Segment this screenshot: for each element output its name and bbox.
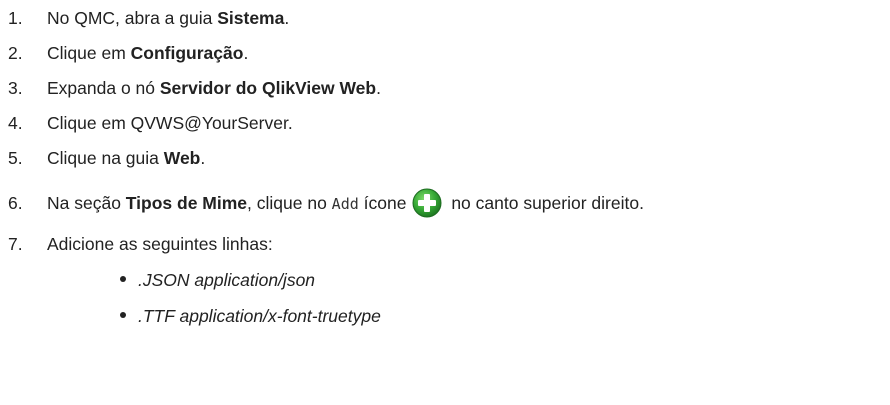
bullet-item: .JSON application/json xyxy=(120,265,315,295)
add-plus-circle-icon xyxy=(412,188,442,227)
ui-term: Servidor do QlikView Web xyxy=(159,78,377,98)
bullet-text: .JSON application/json xyxy=(138,270,316,290)
step-text: no canto superior direito. xyxy=(446,193,644,213)
code-term: Add xyxy=(331,195,359,213)
ui-term: Tipos de Mime xyxy=(125,193,248,213)
step-number: 6. xyxy=(8,193,23,213)
step-number: 7. xyxy=(8,234,23,254)
ui-term: Sistema xyxy=(217,8,285,28)
step-text: Clique em QVWS@YourServer. xyxy=(47,113,293,133)
step-number: 3. xyxy=(8,78,23,98)
step-text: ícone xyxy=(358,193,407,213)
step-text: Clique em xyxy=(47,43,131,63)
ui-term: Configuração xyxy=(130,43,244,63)
step-text: No QMC, abra a guia xyxy=(47,8,218,28)
step-number: 2. xyxy=(8,43,23,63)
step-text: Clique na guia xyxy=(47,148,164,168)
bullet-dot xyxy=(120,276,126,283)
step-text: Na seção xyxy=(47,193,126,213)
step-text: . xyxy=(243,43,249,63)
step-text: , clique no xyxy=(247,193,332,213)
step-number: 4. xyxy=(8,113,23,133)
step-text: . xyxy=(376,78,381,98)
step-text: Expanda o nó xyxy=(47,78,160,98)
step-number: 5. xyxy=(8,148,23,168)
step-text: . xyxy=(284,8,290,28)
bullet-dot xyxy=(120,312,126,319)
bullet-text: .TTF application/x-font-truetype xyxy=(138,306,381,326)
step-text: . xyxy=(200,148,206,168)
step-number: 1. xyxy=(8,8,23,28)
ui-term: Web xyxy=(163,148,201,168)
instructions-document: 1. No QMC, abra a guia Sistema. 2. Cliqu… xyxy=(0,0,890,405)
bullet-item: .TTF application/x-font-truetype xyxy=(120,301,381,331)
step-text: Adicione as seguintes linhas: xyxy=(47,234,273,254)
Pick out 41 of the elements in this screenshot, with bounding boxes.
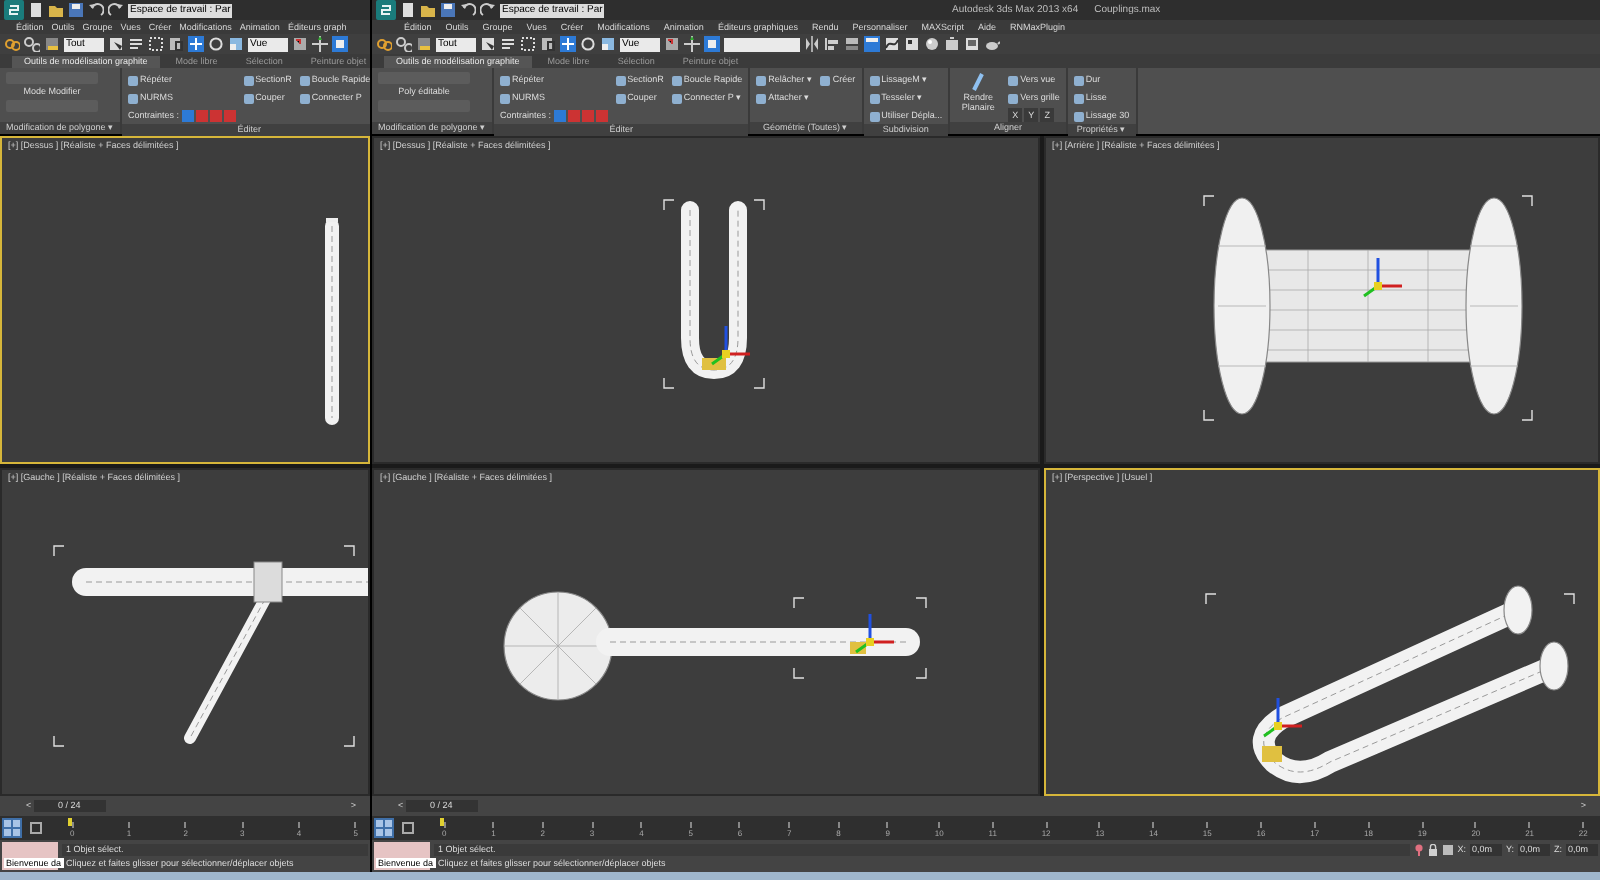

○ ○ ○ ○

Exercise: Extract the lines of the records from the line containing "bullet-item: .JSON application/json" up to and including the line containing "ui-term: Configuração xyxy=(130,43,244,63)", reproducing each one verbatim.

Answer to the task:
bullet-item: .JSON application/json xyxy=(120,265,315,295)
add-plus-circle-icon xyxy=(412,188,442,227)
ui-term: Servidor do QlikView Web xyxy=(159,78,377,98)
bullet-text: .JSON application/json xyxy=(138,270,316,290)
step-text: no canto superior direito. xyxy=(446,193,644,213)
code-term: Add xyxy=(331,195,359,213)
ui-term: Tipos de Mime xyxy=(125,193,248,213)
step-number: 6. xyxy=(8,193,23,213)
step-number: 7. xyxy=(8,234,23,254)
ui-term: Sistema xyxy=(217,8,285,28)
step-text: Clique em QVWS@YourServer. xyxy=(47,113,293,133)
step-number: 3. xyxy=(8,78,23,98)
step-text: ícone xyxy=(358,193,407,213)
step-text: Clique em xyxy=(47,43,131,63)
ui-term: Configuração xyxy=(130,43,244,63)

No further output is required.